-- START OF Source data --

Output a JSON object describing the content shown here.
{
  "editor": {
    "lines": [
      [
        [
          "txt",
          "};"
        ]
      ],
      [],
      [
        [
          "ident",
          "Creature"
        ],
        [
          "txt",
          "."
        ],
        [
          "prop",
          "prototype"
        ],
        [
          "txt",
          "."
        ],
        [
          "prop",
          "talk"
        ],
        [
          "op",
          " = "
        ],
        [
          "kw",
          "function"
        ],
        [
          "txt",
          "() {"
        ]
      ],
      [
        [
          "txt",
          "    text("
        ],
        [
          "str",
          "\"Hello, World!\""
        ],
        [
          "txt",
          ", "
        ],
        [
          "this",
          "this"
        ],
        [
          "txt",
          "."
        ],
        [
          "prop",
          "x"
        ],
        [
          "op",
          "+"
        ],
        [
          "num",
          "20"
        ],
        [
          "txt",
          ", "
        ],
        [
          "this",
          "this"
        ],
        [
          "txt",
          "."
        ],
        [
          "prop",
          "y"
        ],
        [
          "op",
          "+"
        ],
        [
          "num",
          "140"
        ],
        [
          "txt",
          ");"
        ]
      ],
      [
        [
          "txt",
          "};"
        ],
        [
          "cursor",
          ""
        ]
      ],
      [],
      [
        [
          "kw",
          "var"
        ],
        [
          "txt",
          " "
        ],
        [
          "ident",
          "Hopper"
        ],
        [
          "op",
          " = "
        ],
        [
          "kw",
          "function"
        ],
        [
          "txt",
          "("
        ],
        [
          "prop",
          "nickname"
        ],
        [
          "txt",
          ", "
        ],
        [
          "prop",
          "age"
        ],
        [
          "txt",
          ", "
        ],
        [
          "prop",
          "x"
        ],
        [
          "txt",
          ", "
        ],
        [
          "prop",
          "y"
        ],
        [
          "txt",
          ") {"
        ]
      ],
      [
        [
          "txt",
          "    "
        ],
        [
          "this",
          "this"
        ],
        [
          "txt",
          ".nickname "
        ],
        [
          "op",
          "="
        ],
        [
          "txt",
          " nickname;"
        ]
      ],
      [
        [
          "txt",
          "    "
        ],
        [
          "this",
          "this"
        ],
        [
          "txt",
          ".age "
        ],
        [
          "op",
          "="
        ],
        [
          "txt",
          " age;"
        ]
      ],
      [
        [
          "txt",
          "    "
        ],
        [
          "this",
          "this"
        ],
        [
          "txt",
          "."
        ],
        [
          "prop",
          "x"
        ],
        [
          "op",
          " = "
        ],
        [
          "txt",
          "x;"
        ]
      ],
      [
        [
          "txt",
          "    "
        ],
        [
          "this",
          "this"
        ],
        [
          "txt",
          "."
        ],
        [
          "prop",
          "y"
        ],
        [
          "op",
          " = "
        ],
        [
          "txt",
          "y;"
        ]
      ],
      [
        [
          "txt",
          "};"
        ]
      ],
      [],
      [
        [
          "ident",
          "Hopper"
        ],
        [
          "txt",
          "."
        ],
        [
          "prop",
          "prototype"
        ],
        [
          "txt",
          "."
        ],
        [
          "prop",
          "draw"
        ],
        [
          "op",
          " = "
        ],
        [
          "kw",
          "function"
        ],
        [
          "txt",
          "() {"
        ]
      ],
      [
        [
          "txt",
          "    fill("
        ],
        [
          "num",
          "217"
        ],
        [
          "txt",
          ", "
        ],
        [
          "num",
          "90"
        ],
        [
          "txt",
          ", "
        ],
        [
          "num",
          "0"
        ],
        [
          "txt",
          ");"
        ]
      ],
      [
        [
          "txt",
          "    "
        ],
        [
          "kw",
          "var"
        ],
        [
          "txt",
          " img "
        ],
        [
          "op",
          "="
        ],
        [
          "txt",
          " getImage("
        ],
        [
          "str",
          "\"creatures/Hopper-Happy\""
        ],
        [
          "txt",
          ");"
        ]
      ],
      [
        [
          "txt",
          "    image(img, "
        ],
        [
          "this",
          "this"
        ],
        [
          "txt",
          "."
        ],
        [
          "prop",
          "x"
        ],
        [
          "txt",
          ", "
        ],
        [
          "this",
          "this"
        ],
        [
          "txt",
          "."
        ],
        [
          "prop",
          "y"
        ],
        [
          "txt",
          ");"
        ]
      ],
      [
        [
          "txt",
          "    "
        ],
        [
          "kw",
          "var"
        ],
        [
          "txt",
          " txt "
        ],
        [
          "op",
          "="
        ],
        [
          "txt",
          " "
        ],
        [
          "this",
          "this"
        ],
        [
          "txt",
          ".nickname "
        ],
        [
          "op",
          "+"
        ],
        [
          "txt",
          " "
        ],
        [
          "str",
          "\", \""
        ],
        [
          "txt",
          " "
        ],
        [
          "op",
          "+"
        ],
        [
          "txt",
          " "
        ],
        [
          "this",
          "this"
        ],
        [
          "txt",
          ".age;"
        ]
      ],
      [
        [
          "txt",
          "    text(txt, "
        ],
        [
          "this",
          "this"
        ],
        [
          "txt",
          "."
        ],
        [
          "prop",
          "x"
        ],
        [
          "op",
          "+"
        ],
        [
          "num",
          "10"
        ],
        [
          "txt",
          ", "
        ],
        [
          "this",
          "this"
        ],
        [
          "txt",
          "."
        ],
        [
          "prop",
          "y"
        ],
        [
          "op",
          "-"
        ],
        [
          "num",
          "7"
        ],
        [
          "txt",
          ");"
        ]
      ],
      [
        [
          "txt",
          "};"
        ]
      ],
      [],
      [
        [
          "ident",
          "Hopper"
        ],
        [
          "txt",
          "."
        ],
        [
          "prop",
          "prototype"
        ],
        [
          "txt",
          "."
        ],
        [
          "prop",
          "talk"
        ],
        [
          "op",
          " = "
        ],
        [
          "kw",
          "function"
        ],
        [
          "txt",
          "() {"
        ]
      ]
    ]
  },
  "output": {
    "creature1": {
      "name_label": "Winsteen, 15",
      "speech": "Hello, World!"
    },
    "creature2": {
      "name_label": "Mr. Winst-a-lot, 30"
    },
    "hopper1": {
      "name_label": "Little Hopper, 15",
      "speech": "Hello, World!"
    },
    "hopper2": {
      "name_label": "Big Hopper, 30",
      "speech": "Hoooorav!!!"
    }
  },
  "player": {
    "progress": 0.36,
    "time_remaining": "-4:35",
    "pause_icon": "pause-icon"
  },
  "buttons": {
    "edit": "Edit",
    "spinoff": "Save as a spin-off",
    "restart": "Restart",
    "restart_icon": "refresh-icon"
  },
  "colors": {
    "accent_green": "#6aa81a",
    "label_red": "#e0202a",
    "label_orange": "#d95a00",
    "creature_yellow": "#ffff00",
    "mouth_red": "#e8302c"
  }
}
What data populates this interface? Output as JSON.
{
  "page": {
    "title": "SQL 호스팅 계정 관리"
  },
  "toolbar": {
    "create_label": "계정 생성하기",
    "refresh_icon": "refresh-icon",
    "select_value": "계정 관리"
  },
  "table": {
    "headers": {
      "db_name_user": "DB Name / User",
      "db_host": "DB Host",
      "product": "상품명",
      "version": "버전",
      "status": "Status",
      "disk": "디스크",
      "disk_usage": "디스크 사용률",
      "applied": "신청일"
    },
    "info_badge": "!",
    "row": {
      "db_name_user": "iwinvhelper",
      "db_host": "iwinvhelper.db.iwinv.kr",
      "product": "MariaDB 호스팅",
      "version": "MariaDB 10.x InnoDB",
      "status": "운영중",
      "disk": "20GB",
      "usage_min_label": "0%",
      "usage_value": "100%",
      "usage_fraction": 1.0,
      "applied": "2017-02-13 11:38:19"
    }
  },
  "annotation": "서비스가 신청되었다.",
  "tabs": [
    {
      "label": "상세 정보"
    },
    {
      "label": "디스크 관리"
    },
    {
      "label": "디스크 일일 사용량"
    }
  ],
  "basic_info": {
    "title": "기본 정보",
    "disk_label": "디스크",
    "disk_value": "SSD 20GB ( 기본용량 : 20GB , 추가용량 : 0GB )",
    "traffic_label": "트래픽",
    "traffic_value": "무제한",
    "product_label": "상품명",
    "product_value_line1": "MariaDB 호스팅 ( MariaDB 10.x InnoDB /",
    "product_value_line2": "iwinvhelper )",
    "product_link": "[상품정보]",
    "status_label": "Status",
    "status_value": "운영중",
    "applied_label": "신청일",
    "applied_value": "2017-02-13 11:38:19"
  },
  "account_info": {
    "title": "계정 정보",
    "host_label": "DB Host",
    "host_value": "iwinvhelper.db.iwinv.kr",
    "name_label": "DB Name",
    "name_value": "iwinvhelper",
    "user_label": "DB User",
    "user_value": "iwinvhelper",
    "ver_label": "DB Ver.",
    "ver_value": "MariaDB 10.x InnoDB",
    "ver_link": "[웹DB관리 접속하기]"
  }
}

-- END OF Source data --

Problem to solve
Find the word "icon" in the entries, and copy every line it shows up in.

Task solution
    "pause_icon": "pause-icon"
    "restart_icon": "refresh-icon"
    "refresh_icon": "refresh-icon",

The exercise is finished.